To be done: Determine the number of lines in these entries that hold the word "VISITA". Give the number and nothing more.

Supplied records:

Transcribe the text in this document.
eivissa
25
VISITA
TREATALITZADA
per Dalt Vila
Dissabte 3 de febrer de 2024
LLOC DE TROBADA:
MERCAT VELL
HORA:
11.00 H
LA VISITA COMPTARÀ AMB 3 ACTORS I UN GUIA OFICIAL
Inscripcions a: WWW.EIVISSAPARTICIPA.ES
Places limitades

Response to this exercise: 2